Recorded data

▬▬▬▬▬▬

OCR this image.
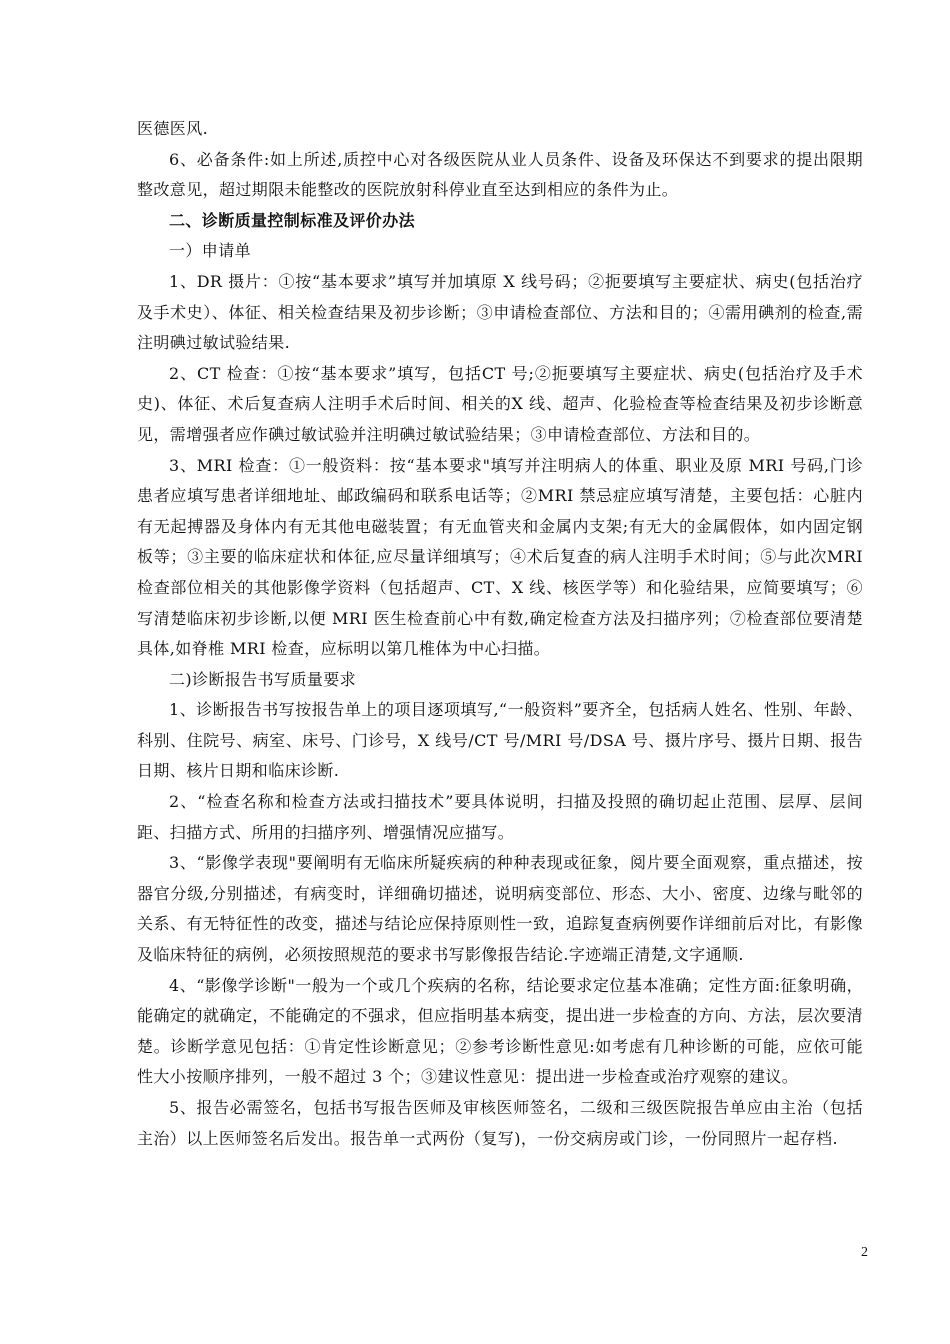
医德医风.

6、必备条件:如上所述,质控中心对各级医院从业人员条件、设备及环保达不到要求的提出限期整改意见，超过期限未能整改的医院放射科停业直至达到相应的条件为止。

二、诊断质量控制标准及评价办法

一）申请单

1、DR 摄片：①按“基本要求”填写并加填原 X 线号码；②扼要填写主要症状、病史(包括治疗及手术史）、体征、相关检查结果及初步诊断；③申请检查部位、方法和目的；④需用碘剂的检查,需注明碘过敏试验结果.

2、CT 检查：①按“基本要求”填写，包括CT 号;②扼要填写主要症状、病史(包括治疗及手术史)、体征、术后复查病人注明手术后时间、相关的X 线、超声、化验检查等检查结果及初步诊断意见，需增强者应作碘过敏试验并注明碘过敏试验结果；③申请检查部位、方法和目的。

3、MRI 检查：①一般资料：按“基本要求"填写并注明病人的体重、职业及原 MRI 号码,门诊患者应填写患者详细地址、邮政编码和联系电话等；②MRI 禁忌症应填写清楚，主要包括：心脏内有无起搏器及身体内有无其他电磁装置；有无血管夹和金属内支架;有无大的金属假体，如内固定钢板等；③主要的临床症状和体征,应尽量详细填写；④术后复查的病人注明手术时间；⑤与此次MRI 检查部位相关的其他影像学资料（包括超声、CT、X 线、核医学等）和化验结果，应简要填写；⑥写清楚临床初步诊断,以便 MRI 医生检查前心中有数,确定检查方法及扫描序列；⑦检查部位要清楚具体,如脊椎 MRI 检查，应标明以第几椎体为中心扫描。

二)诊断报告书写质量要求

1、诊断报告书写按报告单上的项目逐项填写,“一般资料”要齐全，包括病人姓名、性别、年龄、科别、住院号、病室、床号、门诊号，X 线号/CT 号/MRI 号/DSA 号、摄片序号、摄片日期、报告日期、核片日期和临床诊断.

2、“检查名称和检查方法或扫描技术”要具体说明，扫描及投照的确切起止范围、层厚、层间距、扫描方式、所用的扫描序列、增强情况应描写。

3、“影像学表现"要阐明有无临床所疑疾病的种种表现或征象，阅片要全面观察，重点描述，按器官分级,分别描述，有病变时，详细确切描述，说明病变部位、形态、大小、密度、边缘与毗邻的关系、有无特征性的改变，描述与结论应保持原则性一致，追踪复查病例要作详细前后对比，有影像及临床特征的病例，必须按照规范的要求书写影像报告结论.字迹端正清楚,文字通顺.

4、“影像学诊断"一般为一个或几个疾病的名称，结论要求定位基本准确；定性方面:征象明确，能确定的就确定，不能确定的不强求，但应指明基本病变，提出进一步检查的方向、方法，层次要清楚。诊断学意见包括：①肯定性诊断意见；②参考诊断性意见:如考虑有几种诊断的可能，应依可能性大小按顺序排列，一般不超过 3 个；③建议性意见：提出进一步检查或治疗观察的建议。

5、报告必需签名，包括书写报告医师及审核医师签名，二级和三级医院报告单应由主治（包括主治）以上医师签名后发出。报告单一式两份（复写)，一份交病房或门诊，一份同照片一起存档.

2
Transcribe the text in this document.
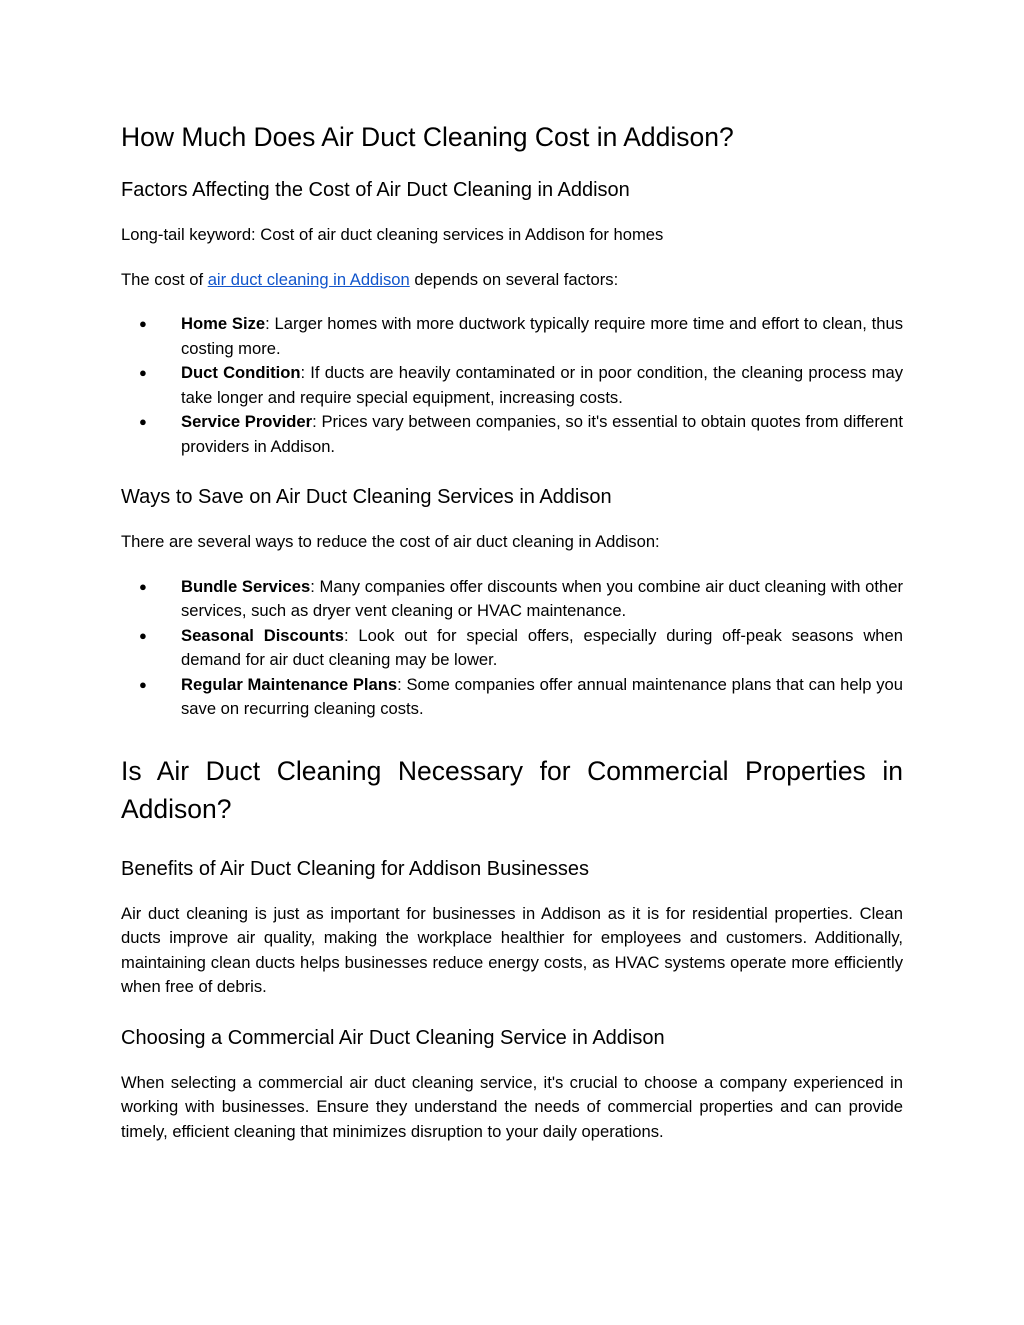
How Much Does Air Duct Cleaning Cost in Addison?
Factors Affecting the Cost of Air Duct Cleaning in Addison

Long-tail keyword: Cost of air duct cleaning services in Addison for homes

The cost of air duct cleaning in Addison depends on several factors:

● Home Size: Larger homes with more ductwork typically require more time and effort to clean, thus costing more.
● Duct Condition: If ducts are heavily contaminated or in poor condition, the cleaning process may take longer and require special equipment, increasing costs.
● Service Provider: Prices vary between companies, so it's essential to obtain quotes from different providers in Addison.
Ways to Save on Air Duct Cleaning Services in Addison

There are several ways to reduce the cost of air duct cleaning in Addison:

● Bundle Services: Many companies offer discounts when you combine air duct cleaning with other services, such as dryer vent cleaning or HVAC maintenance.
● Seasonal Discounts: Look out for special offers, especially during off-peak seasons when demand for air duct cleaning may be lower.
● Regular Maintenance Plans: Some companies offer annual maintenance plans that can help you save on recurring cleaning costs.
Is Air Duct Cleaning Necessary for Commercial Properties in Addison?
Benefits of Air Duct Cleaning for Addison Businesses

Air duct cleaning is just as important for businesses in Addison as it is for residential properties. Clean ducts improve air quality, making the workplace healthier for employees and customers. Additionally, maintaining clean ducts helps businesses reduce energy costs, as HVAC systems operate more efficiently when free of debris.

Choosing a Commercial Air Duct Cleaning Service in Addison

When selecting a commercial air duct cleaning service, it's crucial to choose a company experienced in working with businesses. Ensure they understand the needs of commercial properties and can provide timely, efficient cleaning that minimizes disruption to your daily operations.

▬▬▬▬▬▬

Job: Transcribe the full listing character for character. Pictures are excluded.

The completed task:
OCR this image.
医德医风.

6、必备条件:如上所述,质控中心对各级医院从业人员条件、设备及环保达不到要求的提出限期整改意见，超过期限未能整改的医院放射科停业直至达到相应的条件为止。

二、诊断质量控制标准及评价办法

一）申请单

1、DR 摄片：①按“基本要求”填写并加填原 X 线号码；②扼要填写主要症状、病史(包括治疗及手术史）、体征、相关检查结果及初步诊断；③申请检查部位、方法和目的；④需用碘剂的检查,需注明碘过敏试验结果.

2、CT 检查：①按“基本要求”填写，包括CT 号;②扼要填写主要症状、病史(包括治疗及手术史)、体征、术后复查病人注明手术后时间、相关的X 线、超声、化验检查等检查结果及初步诊断意见，需增强者应作碘过敏试验并注明碘过敏试验结果；③申请检查部位、方法和目的。

3、MRI 检查：①一般资料：按“基本要求"填写并注明病人的体重、职业及原 MRI 号码,门诊患者应填写患者详细地址、邮政编码和联系电话等；②MRI 禁忌症应填写清楚，主要包括：心脏内有无起搏器及身体内有无其他电磁装置；有无血管夹和金属内支架;有无大的金属假体，如内固定钢板等；③主要的临床症状和体征,应尽量详细填写；④术后复查的病人注明手术时间；⑤与此次MRI 检查部位相关的其他影像学资料（包括超声、CT、X 线、核医学等）和化验结果，应简要填写；⑥写清楚临床初步诊断,以便 MRI 医生检查前心中有数,确定检查方法及扫描序列；⑦检查部位要清楚具体,如脊椎 MRI 检查，应标明以第几椎体为中心扫描。

二)诊断报告书写质量要求

1、诊断报告书写按报告单上的项目逐项填写,“一般资料”要齐全，包括病人姓名、性别、年龄、科别、住院号、病室、床号、门诊号，X 线号/CT 号/MRI 号/DSA 号、摄片序号、摄片日期、报告日期、核片日期和临床诊断.

2、“检查名称和检查方法或扫描技术”要具体说明，扫描及投照的确切起止范围、层厚、层间距、扫描方式、所用的扫描序列、增强情况应描写。

3、“影像学表现"要阐明有无临床所疑疾病的种种表现或征象，阅片要全面观察，重点描述，按器官分级,分别描述，有病变时，详细确切描述，说明病变部位、形态、大小、密度、边缘与毗邻的关系、有无特征性的改变，描述与结论应保持原则性一致，追踪复查病例要作详细前后对比，有影像及临床特征的病例，必须按照规范的要求书写影像报告结论.字迹端正清楚,文字通顺.

4、“影像学诊断"一般为一个或几个疾病的名称，结论要求定位基本准确；定性方面:征象明确，能确定的就确定，不能确定的不强求，但应指明基本病变，提出进一步检查的方向、方法，层次要清楚。诊断学意见包括：①肯定性诊断意见；②参考诊断性意见:如考虑有几种诊断的可能，应依可能性大小按顺序排列，一般不超过 3 个；③建议性意见：提出进一步检查或治疗观察的建议。

5、报告必需签名，包括书写报告医师及审核医师签名，二级和三级医院报告单应由主治（包括主治）以上医师签名后发出。报告单一式两份（复写)，一份交病房或门诊，一份同照片一起存档.

2
Transcribe the text in this document.
How Much Does Air Duct Cleaning Cost in Addison?
Factors Affecting the Cost of Air Duct Cleaning in Addison

Long-tail keyword: Cost of air duct cleaning services in Addison for homes

The cost of air duct cleaning in Addison depends on several factors:

● Home Size: Larger homes with more ductwork typically require more time and effort to clean, thus costing more.
● Duct Condition: If ducts are heavily contaminated or in poor condition, the cleaning process may take longer and require special equipment, increasing costs.
● Service Provider: Prices vary between companies, so it's essential to obtain quotes from different providers in Addison.
Ways to Save on Air Duct Cleaning Services in Addison

There are several ways to reduce the cost of air duct cleaning in Addison:

● Bundle Services: Many companies offer discounts when you combine air duct cleaning with other services, such as dryer vent cleaning or HVAC maintenance.
● Seasonal Discounts: Look out for special offers, especially during off-peak seasons when demand for air duct cleaning may be lower.
● Regular Maintenance Plans: Some companies offer annual maintenance plans that can help you save on recurring cleaning costs.
Is Air Duct Cleaning Necessary for Commercial Properties in Addison?
Benefits of Air Duct Cleaning for Addison Businesses

Air duct cleaning is just as important for businesses in Addison as it is for residential properties. Clean ducts improve air quality, making the workplace healthier for employees and customers. Additionally, maintaining clean ducts helps businesses reduce energy costs, as HVAC systems operate more efficiently when free of debris.

Choosing a Commercial Air Duct Cleaning Service in Addison

When selecting a commercial air duct cleaning service, it's crucial to choose a company experienced in working with businesses. Ensure they understand the needs of commercial properties and can provide timely, efficient cleaning that minimizes disruption to your daily operations.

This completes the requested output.